### DATA
▼▼▼

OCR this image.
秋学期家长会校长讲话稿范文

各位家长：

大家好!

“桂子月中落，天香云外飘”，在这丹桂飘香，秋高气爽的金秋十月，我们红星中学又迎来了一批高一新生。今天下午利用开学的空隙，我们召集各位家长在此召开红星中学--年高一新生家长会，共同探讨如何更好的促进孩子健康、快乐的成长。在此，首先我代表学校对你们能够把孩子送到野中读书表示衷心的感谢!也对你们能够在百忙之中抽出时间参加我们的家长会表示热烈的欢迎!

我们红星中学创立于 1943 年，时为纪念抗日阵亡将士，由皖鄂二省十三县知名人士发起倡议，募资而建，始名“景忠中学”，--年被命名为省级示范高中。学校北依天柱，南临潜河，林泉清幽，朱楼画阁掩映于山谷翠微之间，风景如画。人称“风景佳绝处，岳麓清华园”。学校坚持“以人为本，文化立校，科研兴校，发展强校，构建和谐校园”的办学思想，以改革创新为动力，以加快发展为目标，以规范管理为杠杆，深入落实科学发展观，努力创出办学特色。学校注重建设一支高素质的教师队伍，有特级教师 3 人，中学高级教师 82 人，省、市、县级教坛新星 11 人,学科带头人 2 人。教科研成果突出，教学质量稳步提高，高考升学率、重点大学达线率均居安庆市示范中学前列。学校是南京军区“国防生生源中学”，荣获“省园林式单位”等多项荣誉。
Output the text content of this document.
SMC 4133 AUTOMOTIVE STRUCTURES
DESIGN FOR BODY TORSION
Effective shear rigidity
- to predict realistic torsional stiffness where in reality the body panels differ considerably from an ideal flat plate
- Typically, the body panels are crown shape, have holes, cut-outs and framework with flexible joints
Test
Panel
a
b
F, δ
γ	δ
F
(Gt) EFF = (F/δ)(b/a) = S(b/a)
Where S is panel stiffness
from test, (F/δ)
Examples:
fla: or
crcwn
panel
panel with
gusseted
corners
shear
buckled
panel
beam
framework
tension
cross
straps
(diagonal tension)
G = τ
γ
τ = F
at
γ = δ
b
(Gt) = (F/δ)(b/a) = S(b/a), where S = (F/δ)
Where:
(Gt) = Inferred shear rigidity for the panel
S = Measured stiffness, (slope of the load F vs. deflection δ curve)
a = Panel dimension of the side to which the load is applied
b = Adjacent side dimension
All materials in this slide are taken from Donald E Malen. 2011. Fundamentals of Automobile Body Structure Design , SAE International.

▲▲▲

### TASK
Go through the entries above and copy every line containing "load".

### OUTPUT FOR THIS TASK
S = Measured stiffness, (slope of the load F vs. deflection δ curve)
a = Panel dimension of the side to which the load is applied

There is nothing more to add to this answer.